Written instruction: Work out how many lines of the material below mention the word "niego"; reply with the number only.

Data provided:
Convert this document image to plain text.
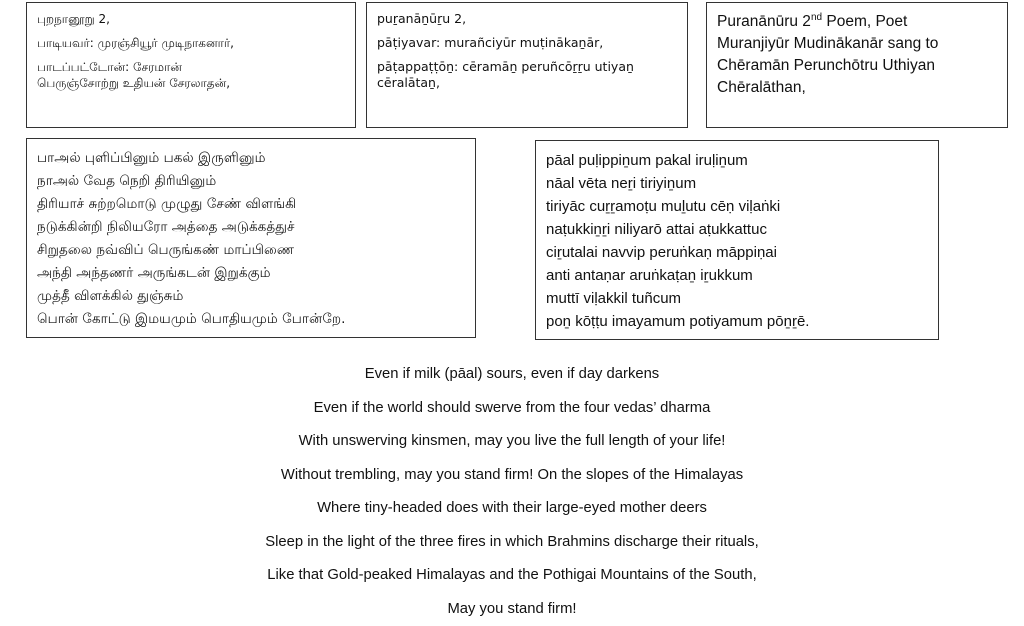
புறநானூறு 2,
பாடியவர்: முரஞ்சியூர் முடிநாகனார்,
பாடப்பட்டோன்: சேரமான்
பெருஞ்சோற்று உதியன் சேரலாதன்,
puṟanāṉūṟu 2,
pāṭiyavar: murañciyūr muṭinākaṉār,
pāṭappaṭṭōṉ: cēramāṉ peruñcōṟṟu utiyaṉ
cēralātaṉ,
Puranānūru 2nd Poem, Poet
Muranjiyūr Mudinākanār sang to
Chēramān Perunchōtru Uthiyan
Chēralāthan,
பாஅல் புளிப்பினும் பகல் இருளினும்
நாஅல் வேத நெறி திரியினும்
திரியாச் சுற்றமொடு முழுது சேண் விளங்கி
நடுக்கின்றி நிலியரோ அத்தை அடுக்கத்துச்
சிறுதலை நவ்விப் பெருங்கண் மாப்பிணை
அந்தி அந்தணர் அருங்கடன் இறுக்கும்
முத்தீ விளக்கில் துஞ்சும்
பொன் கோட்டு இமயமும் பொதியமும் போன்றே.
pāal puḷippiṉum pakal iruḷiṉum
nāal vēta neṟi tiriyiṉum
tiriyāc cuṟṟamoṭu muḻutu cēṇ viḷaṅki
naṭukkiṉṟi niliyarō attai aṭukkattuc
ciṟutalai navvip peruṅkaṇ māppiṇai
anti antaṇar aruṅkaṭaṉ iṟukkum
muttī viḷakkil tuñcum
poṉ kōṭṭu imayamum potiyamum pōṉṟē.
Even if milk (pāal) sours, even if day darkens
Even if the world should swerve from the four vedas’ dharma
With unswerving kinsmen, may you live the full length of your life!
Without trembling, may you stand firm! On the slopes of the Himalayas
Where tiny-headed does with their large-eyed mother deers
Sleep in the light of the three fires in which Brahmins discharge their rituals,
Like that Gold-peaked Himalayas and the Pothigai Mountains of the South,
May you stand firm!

--

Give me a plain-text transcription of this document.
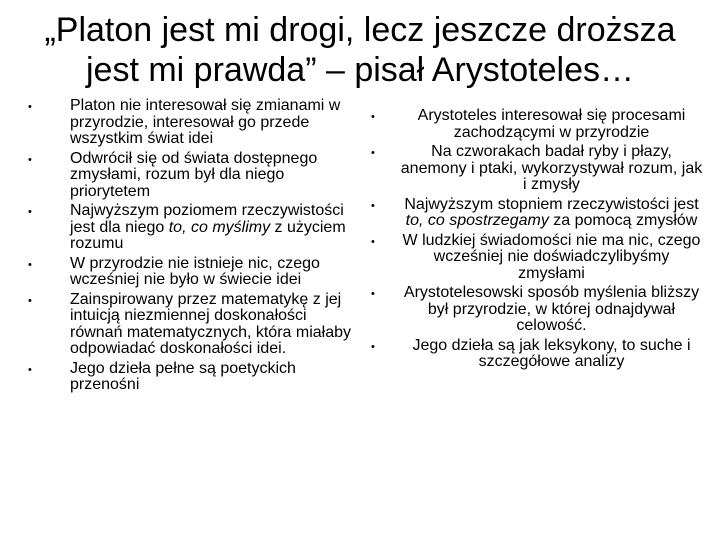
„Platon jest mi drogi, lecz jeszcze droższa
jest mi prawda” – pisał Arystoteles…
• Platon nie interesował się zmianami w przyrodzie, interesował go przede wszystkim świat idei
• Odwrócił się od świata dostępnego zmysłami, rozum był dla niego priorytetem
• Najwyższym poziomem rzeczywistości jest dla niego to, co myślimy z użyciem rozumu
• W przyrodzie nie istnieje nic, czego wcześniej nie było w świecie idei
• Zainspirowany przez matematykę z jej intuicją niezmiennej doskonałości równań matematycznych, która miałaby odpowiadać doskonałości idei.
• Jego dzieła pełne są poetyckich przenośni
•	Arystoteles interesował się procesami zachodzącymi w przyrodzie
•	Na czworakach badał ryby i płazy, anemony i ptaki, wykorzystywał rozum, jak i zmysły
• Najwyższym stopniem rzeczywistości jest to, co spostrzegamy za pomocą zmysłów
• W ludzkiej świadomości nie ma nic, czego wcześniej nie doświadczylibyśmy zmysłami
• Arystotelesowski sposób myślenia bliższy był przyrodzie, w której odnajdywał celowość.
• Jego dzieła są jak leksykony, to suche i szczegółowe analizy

...

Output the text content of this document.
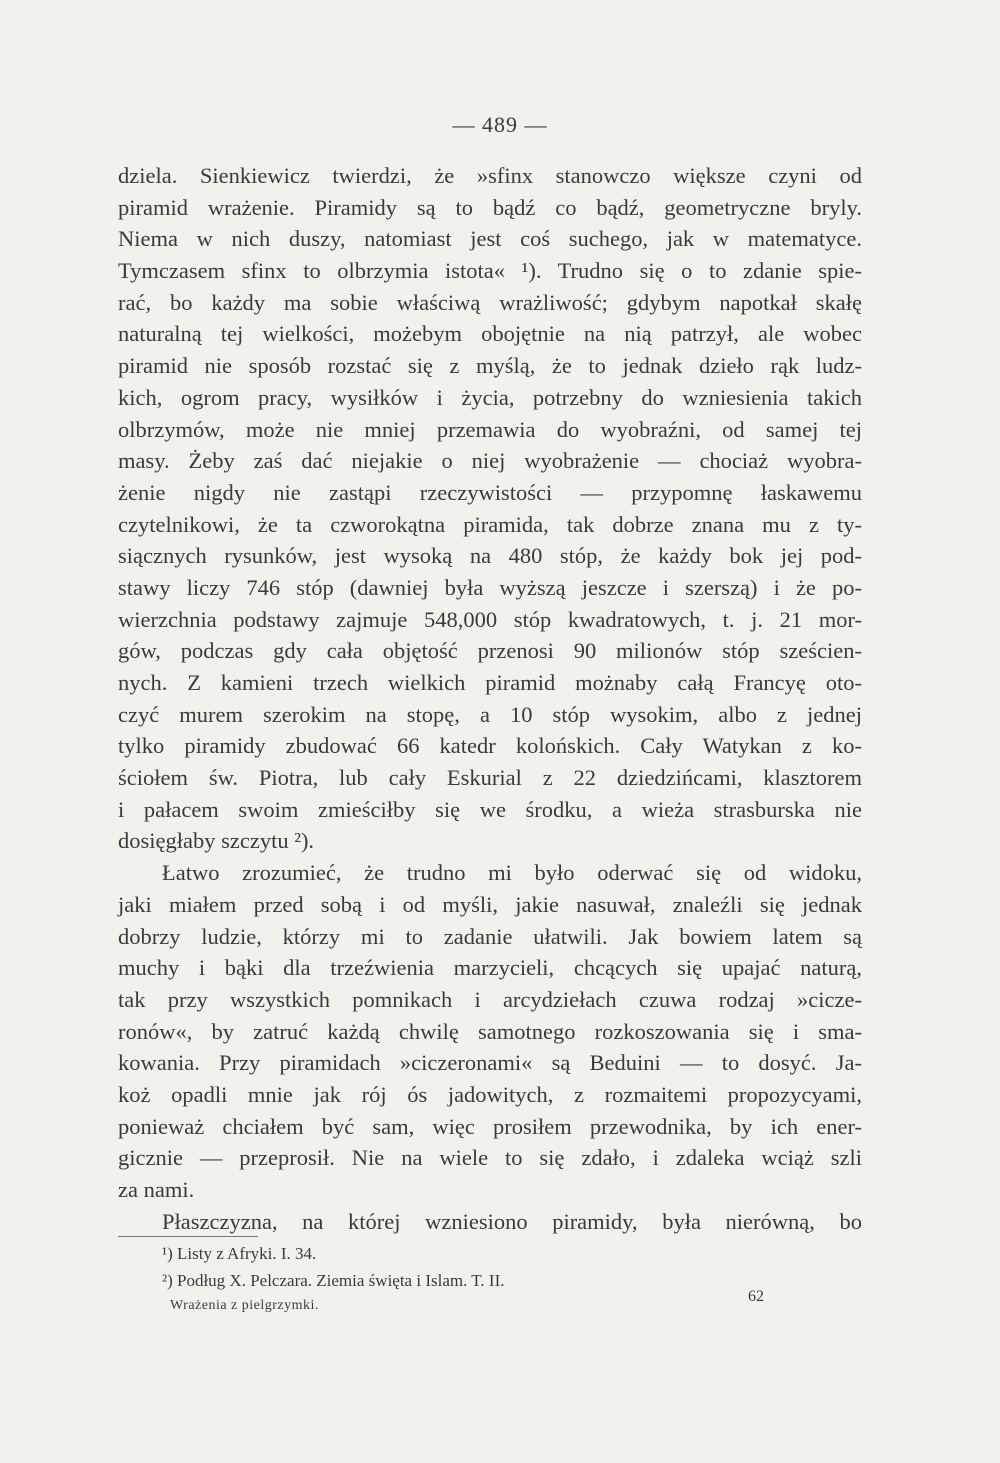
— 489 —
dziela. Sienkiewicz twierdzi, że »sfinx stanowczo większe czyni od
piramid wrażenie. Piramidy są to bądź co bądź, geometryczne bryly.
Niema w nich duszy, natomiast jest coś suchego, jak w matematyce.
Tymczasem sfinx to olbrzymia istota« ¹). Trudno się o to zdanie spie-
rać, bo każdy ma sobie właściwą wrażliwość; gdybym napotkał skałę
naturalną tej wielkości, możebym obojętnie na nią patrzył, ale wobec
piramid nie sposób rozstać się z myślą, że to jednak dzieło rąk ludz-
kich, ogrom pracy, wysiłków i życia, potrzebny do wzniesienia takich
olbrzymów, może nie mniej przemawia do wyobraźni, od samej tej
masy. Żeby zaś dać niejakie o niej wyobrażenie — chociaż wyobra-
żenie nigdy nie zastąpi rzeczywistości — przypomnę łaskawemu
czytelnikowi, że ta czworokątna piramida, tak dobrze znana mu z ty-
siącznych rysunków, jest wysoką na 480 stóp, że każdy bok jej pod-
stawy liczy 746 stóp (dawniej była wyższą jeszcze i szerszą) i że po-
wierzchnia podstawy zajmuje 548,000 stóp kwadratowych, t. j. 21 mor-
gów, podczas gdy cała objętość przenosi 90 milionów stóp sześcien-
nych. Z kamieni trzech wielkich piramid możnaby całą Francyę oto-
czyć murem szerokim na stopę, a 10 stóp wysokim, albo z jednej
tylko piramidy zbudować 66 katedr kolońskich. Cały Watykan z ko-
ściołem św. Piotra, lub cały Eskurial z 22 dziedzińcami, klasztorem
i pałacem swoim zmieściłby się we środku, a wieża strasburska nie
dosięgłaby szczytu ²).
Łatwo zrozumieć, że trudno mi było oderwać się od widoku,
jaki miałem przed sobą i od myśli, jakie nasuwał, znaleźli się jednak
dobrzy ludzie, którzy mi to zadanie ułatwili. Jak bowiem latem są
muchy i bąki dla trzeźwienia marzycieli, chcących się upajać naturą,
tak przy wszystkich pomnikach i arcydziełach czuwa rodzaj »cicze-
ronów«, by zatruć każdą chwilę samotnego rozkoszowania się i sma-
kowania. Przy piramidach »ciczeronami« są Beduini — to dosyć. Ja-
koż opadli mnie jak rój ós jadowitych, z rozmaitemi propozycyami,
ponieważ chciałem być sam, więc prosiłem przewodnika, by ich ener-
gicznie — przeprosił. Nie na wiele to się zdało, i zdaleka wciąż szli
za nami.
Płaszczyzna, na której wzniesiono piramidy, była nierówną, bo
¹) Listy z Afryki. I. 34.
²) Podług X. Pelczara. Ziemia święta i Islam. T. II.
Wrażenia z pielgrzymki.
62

Exercise solution: 2